**PROVIDED DATA:**
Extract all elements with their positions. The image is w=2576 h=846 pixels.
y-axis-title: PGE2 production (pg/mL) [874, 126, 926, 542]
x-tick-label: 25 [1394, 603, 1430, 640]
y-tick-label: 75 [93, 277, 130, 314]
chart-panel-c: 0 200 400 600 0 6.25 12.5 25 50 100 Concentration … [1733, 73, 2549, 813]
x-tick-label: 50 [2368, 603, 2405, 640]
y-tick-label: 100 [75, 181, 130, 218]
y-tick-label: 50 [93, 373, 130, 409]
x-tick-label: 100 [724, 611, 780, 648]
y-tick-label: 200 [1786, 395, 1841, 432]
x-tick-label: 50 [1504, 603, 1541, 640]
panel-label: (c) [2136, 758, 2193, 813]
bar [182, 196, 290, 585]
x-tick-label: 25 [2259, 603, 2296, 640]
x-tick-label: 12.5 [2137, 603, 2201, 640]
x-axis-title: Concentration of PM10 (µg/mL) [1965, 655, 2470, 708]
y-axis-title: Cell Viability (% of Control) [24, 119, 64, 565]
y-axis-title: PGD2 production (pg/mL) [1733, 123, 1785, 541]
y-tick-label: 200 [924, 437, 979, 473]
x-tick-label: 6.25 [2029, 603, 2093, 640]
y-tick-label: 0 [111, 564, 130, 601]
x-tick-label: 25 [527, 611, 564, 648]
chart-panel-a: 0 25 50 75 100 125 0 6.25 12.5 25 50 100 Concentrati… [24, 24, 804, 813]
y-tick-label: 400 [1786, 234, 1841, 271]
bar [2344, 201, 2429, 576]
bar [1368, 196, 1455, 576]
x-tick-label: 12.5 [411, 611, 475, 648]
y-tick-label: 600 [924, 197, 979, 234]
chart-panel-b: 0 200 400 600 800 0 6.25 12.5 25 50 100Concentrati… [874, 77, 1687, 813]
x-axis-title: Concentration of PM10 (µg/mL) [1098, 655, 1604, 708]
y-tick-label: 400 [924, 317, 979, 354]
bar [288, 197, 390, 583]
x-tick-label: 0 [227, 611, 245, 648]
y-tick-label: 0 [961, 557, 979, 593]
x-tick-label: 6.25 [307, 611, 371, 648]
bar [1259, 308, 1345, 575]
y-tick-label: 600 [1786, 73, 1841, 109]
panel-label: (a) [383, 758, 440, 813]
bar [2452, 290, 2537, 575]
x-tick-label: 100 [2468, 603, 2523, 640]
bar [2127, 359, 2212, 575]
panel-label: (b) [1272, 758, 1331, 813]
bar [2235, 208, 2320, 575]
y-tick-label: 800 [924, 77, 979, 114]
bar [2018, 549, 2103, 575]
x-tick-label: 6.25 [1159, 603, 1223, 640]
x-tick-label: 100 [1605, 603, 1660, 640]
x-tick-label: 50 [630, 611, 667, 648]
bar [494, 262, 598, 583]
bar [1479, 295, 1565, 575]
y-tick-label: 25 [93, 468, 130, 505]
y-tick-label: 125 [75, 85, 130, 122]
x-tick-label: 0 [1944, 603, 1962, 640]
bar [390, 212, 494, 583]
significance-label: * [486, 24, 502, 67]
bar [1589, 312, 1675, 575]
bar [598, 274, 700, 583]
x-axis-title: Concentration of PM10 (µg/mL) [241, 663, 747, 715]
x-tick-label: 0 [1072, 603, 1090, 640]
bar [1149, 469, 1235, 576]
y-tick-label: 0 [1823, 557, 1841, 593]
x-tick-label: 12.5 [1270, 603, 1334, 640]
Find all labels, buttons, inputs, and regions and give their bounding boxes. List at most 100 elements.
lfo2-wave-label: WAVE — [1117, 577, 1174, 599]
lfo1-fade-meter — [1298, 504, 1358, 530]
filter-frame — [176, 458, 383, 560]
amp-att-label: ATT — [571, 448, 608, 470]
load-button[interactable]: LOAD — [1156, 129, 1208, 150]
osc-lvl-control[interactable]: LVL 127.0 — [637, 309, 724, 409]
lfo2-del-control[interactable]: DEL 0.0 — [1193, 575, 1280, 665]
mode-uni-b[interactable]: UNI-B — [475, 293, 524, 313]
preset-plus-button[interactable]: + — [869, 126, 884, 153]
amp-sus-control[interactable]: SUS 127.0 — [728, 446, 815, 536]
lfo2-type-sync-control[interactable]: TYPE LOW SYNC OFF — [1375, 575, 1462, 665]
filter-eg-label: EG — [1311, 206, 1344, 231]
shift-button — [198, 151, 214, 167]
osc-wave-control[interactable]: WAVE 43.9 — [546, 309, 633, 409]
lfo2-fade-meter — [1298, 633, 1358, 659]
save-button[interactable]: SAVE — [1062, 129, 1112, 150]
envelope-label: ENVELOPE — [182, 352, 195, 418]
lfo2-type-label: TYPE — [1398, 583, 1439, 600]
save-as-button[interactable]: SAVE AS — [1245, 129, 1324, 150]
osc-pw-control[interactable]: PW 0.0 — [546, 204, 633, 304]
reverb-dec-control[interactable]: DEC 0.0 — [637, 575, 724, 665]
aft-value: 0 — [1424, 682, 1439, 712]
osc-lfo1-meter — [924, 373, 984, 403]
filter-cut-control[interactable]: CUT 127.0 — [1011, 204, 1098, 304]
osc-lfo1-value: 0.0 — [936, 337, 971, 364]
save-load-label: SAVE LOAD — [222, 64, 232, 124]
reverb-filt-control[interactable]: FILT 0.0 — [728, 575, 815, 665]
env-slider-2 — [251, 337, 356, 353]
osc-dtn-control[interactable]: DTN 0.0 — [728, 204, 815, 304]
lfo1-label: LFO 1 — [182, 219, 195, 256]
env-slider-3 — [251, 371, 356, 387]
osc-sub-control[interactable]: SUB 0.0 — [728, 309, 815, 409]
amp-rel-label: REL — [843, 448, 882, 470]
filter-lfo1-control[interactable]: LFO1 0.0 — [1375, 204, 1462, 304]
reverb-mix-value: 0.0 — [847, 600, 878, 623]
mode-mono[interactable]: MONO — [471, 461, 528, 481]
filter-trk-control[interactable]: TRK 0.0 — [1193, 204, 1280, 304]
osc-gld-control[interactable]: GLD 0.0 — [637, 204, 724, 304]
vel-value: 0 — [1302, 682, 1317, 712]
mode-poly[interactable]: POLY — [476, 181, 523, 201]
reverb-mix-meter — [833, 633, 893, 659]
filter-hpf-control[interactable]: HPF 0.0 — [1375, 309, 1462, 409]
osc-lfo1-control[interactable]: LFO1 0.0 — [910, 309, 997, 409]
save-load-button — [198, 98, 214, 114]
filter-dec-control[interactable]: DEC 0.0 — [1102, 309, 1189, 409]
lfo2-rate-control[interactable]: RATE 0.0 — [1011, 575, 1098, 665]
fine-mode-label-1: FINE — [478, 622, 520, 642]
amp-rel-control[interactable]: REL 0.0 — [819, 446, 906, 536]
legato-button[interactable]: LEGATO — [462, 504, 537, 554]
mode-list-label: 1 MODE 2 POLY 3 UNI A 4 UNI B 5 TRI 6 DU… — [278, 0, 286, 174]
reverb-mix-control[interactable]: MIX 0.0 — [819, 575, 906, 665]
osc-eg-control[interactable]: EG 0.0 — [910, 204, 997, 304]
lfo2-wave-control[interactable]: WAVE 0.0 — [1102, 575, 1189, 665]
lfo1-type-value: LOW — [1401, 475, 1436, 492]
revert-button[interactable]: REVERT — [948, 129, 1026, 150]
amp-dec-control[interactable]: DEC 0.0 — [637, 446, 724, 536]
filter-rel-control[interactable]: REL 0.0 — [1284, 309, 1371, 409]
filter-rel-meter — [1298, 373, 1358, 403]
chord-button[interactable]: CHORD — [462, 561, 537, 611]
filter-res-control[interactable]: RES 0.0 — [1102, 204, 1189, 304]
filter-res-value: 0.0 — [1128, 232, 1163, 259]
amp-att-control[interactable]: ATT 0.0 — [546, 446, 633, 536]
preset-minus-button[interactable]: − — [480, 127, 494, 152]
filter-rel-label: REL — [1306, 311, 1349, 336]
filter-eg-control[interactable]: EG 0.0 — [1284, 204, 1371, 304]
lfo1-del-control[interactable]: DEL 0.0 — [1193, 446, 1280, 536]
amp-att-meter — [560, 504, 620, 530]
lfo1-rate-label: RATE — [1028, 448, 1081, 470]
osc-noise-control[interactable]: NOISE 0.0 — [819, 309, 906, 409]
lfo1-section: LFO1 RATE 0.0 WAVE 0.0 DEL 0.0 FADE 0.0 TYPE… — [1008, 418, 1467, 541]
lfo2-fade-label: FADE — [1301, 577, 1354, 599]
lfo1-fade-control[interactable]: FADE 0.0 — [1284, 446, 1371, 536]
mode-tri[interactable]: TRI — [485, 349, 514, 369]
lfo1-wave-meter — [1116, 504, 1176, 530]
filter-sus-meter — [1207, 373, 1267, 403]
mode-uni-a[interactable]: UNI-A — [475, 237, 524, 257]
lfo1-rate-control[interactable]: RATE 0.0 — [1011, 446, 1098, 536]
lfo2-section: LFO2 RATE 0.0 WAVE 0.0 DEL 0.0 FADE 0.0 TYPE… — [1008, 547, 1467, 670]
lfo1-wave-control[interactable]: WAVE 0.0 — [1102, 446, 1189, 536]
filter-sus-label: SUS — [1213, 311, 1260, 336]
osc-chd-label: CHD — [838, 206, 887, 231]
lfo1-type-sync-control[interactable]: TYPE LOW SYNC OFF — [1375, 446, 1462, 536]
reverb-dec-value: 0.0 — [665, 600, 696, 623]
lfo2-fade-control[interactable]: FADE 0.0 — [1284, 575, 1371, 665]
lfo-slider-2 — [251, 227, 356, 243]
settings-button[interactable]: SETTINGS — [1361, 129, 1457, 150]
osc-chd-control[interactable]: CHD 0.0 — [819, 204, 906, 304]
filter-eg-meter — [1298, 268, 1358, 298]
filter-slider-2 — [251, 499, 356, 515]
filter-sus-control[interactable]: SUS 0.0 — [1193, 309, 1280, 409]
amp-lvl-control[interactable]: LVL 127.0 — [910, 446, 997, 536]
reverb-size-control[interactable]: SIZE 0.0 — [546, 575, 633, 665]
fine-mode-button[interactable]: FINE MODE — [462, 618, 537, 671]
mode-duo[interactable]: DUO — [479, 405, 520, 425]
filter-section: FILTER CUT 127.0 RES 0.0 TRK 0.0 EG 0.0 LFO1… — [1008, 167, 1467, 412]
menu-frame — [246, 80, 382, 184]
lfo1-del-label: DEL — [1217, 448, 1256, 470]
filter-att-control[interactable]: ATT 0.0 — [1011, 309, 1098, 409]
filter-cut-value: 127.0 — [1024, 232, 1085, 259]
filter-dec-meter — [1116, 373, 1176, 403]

**EXERCISE OBJECTIVE:** Copy out the lines from the very first one through the line with "y-tick-label: 75 [93, 277, 130, 314]", keeping both ends and nothing else.

**TASK ANSWER:**
Extract all elements with their positions. The image is w=2576 h=846 pixels.
y-axis-title: PGE2 production (pg/mL) [874, 126, 926, 542]
x-tick-label: 25 [1394, 603, 1430, 640]
y-tick-label: 75 [93, 277, 130, 314]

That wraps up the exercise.